* [Given problem]
Every line with the string "Maharashtra" should be gathered.

* [Excerpted records]
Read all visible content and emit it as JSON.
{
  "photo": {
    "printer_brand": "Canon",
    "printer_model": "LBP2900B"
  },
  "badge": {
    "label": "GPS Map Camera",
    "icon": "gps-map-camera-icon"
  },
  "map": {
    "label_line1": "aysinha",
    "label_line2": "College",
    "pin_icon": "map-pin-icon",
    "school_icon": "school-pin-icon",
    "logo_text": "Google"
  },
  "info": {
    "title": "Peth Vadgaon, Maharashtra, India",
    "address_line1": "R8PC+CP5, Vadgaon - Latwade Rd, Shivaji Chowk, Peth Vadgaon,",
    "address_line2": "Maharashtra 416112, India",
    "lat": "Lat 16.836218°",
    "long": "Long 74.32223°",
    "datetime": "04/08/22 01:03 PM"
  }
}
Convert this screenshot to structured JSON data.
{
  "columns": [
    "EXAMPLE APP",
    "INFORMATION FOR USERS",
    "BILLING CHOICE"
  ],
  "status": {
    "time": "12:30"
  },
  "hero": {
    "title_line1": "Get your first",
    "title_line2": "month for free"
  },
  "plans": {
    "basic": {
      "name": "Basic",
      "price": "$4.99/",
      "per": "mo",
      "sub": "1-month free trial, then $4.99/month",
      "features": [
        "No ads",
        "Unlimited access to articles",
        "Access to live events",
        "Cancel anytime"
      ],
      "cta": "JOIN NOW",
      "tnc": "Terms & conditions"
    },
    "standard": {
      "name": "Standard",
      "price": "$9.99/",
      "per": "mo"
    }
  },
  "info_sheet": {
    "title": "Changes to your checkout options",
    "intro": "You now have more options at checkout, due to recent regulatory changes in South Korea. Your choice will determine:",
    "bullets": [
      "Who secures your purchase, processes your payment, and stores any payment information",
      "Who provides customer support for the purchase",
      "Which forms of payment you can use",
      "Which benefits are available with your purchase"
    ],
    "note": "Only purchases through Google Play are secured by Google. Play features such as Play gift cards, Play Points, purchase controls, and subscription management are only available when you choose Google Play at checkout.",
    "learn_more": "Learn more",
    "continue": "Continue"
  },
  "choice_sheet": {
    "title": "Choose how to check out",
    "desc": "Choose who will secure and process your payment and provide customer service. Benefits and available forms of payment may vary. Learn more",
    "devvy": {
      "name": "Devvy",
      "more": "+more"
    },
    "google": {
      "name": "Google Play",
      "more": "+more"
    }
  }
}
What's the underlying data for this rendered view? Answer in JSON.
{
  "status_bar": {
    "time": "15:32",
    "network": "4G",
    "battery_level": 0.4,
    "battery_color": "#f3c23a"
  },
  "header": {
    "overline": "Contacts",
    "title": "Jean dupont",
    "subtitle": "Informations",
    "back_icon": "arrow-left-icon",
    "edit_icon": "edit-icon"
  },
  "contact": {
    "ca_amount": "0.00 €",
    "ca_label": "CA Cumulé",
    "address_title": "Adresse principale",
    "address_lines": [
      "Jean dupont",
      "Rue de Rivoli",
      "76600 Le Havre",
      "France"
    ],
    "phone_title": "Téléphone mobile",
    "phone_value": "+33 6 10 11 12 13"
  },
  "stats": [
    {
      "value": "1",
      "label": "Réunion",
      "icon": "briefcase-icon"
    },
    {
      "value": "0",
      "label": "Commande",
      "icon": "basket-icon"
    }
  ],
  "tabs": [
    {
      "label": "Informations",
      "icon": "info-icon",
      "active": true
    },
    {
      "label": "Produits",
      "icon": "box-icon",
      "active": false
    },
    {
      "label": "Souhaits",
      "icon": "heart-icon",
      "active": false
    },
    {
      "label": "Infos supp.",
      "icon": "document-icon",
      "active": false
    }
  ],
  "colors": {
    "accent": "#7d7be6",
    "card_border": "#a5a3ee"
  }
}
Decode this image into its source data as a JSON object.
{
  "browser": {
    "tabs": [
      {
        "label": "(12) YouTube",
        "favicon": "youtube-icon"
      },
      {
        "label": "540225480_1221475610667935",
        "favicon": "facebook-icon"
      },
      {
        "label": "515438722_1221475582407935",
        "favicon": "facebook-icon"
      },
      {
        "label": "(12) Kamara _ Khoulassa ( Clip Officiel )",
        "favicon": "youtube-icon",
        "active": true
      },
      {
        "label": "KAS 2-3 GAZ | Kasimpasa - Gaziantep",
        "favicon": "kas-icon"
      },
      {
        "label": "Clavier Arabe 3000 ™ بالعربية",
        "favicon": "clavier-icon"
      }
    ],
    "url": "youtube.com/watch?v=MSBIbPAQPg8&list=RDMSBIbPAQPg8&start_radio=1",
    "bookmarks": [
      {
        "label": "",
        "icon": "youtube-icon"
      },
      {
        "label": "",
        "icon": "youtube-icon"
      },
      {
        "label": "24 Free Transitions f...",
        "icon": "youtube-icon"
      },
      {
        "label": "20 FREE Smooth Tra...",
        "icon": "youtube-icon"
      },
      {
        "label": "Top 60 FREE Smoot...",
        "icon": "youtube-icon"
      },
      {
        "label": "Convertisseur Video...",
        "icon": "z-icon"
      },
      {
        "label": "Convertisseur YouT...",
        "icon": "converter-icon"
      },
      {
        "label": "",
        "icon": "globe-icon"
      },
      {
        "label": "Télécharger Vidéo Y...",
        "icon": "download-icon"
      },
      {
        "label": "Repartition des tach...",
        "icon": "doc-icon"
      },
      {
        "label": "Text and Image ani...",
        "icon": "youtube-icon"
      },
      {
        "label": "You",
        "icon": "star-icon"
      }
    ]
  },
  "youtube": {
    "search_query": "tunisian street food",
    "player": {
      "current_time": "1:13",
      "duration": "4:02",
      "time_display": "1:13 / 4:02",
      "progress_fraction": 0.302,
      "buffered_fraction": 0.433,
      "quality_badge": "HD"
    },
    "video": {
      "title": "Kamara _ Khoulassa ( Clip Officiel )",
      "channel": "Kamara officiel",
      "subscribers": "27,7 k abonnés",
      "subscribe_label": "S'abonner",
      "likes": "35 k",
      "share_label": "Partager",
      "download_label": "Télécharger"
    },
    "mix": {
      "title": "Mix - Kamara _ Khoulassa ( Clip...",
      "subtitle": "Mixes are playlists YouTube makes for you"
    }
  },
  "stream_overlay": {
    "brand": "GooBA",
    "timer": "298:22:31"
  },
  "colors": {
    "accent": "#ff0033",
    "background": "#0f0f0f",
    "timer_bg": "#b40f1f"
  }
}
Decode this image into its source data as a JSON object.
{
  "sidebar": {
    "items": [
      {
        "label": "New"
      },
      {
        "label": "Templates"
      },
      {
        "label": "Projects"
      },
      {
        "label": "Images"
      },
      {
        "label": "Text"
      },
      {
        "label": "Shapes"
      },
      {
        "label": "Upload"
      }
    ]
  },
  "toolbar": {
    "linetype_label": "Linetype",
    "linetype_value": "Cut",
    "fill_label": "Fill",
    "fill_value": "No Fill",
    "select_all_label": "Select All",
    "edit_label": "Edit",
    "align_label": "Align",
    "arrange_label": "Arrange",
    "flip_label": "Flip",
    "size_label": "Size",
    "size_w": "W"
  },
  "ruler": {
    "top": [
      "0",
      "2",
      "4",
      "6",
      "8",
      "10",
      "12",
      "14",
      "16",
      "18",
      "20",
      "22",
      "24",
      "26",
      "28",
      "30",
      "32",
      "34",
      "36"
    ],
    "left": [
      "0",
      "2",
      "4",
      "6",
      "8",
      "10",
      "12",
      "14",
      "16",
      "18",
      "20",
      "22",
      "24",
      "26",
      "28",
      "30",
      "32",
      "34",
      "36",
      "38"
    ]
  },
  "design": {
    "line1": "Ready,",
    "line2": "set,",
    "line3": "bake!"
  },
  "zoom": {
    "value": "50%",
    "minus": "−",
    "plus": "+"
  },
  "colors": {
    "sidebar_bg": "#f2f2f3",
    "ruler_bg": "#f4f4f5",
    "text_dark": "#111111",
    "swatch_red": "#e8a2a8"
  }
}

* [Reply to the task]
    "title": "Peth Vadgaon, Maharashtra, India",
    "address_line2": "Maharashtra 416112, India",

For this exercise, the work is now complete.